**Written request:** Copy out the data exactly, leaving the pictures behind.
[begin The input]
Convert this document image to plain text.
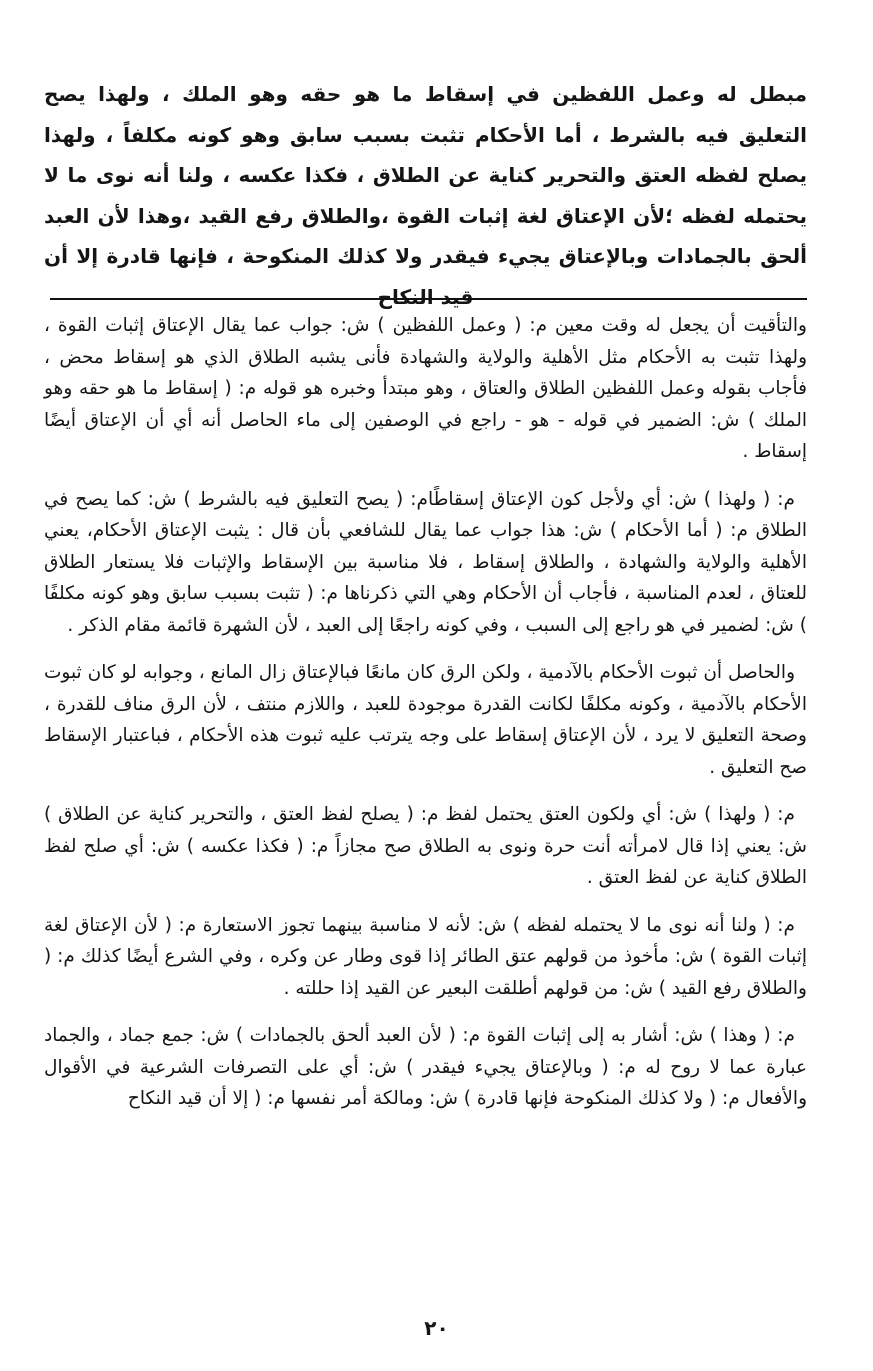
مبطل له وعمل اللفظين في إسقاط ما هو حقه وهو الملك ، ولهذا يصح التعليق فيه بالشرط ، أما الأحكام تثبت بسبب سابق وهو كونه مكلفاً ، ولهذا يصلح لفظه العتق والتحرير كناية عن الطلاق ، فكذا عكسه ، ولنا أنه نوى ما لا يحتمله لفظه ؛لأن الإعتاق لغة إثبات القوة ،والطلاق رفع القيد ،وهذا لأن العبد ألحق بالجمادات وبالإعتاق يجيء فيقدر ولا كذلك المنكوحة ، فإنها قادرة إلا أن قيد النكاح

والتأقيت أن يجعل له وقت معين م: ( وعمل اللفظين ) ش: جواب عما يقال الإعتاق إثبات القوة ، ولهذا تثبت به الأحكام مثل الأهلية والولاية والشهادة فأنى يشبه الطلاق الذي هو إسقاط محض ، فأجاب بقوله وعمل اللفظين الطلاق والعتاق ، وهو مبتدأ وخبره هو قوله م: ( إسقاط ما هو حقه وهو الملك ) ش: الضمير في قوله - هو - راجع في الوصفين إلى ماء الحاصل أنه أي أن الإعتاق أيضًا إسقاط .

م: ( ولهذا ) ش: أي ولأجل كون الإعتاق إسقاطًام: ( يصح التعليق فيه بالشرط ) ش: كما يصح في الطلاق م: ( أما الأحكام ) ش: هذا جواب عما يقال للشافعي بأن قال : يثبت الإعتاق الأحكام، يعني الأهلية والولاية والشهادة ، والطلاق إسقاط ، فلا مناسبة بين الإسقاط والإثبات فلا يستعار الطلاق للعتاق ، لعدم المناسبة ، فأجاب أن الأحكام وهي التي ذكرناها م: ( تثبت بسبب سابق وهو كونه مكلفًا ) ش: لضمير في هو راجع إلى السبب ، وفي كونه راجعًا إلى العبد ، لأن الشهرة قائمة مقام الذكر .

والحاصل أن ثبوت الأحكام بالآدمية ، ولكن الرق كان مانعًا فبالإعتاق زال المانع ، وجوابه لو كان ثبوت الأحكام بالآدمية ، وكونه مكلفًا لكانت القدرة موجودة للعبد ، واللازم منتف ، لأن الرق مناف للقدرة ، وصحة التعليق لا يرد ، لأن الإعتاق إسقاط على وجه يترتب عليه ثبوت هذه الأحكام ، فباعتبار الإسقاط صح التعليق .

م: ( ولهذا ) ش: أي ولكون العتق يحتمل لفظ م: ( يصلح لفظ العتق ، والتحرير كناية عن الطلاق ) ش: يعني إذا قال لامرأته أنت حرة ونوى به الطلاق صح مجازاً م: ( فكذا عكسه ) ش: أي صلح لفظ الطلاق كناية عن لفظ العتق .

م: ( ولنا أنه نوى ما لا يحتمله لفظه ) ش: لأنه لا مناسبة بينهما تجوز الاستعارة م: ( لأن الإعتاق لغة إثبات القوة ) ش: مأخوذ من قولهم عتق الطائر إذا قوى وطار عن وكره ، وفي الشرع أيضًا كذلك م: ( والطلاق رفع القيد ) ش: من قولهم أطلقت البعير عن القيد إذا حللته .

م: ( وهذا ) ش: أشار به إلى إثبات القوة م: ( لأن العبد ألحق بالجمادات ) ش: جمع جماد ، والجماد عبارة عما لا روح له م: ( وبالإعتاق يجيء فيقدر ) ش: أي على التصرفات الشرعية في الأقوال والأفعال م: ( ولا كذلك المنكوحة فإنها قادرة ) ش: ومالكة أمر نفسها م: ( إلا أن قيد النكاح

٢٠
[end The input]
**Exercise solution:**
Convert this document image to plain text.
مبطل له وعمل اللفظين في إسقاط ما هو حقه وهو الملك ، ولهذا يصح التعليق فيه بالشرط ، أما الأحكام تثبت بسبب سابق وهو كونه مكلفاً ، ولهذا يصلح لفظه العتق والتحرير كناية عن الطلاق ، فكذا عكسه ، ولنا أنه نوى ما لا يحتمله لفظه ؛لأن الإعتاق لغة إثبات القوة ،والطلاق رفع القيد ،وهذا لأن العبد ألحق بالجمادات وبالإعتاق يجيء فيقدر ولا كذلك المنكوحة ، فإنها قادرة إلا أن قيد النكاح

والتأقيت أن يجعل له وقت معين م: ( وعمل اللفظين ) ش: جواب عما يقال الإعتاق إثبات القوة ، ولهذا تثبت به الأحكام مثل الأهلية والولاية والشهادة فأنى يشبه الطلاق الذي هو إسقاط محض ، فأجاب بقوله وعمل اللفظين الطلاق والعتاق ، وهو مبتدأ وخبره هو قوله م: ( إسقاط ما هو حقه وهو الملك ) ش: الضمير في قوله - هو - راجع في الوصفين إلى ماء الحاصل أنه أي أن الإعتاق أيضًا إسقاط .

م: ( ولهذا ) ش: أي ولأجل كون الإعتاق إسقاطًام: ( يصح التعليق فيه بالشرط ) ش: كما يصح في الطلاق م: ( أما الأحكام ) ش: هذا جواب عما يقال للشافعي بأن قال : يثبت الإعتاق الأحكام، يعني الأهلية والولاية والشهادة ، والطلاق إسقاط ، فلا مناسبة بين الإسقاط والإثبات فلا يستعار الطلاق للعتاق ، لعدم المناسبة ، فأجاب أن الأحكام وهي التي ذكرناها م: ( تثبت بسبب سابق وهو كونه مكلفًا ) ش: لضمير في هو راجع إلى السبب ، وفي كونه راجعًا إلى العبد ، لأن الشهرة قائمة مقام الذكر .

والحاصل أن ثبوت الأحكام بالآدمية ، ولكن الرق كان مانعًا فبالإعتاق زال المانع ، وجوابه لو كان ثبوت الأحكام بالآدمية ، وكونه مكلفًا لكانت القدرة موجودة للعبد ، واللازم منتف ، لأن الرق مناف للقدرة ، وصحة التعليق لا يرد ، لأن الإعتاق إسقاط على وجه يترتب عليه ثبوت هذه الأحكام ، فباعتبار الإسقاط صح التعليق .

م: ( ولهذا ) ش: أي ولكون العتق يحتمل لفظ م: ( يصلح لفظ العتق ، والتحرير كناية عن الطلاق ) ش: يعني إذا قال لامرأته أنت حرة ونوى به الطلاق صح مجازاً م: ( فكذا عكسه ) ش: أي صلح لفظ الطلاق كناية عن لفظ العتق .

م: ( ولنا أنه نوى ما لا يحتمله لفظه ) ش: لأنه لا مناسبة بينهما تجوز الاستعارة م: ( لأن الإعتاق لغة إثبات القوة ) ش: مأخوذ من قولهم عتق الطائر إذا قوى وطار عن وكره ، وفي الشرع أيضًا كذلك م: ( والطلاق رفع القيد ) ش: من قولهم أطلقت البعير عن القيد إذا حللته .

م: ( وهذا ) ش: أشار به إلى إثبات القوة م: ( لأن العبد ألحق بالجمادات ) ش: جمع جماد ، والجماد عبارة عما لا روح له م: ( وبالإعتاق يجيء فيقدر ) ش: أي على التصرفات الشرعية في الأقوال والأفعال م: ( ولا كذلك المنكوحة فإنها قادرة ) ش: ومالكة أمر نفسها م: ( إلا أن قيد النكاح

٢٠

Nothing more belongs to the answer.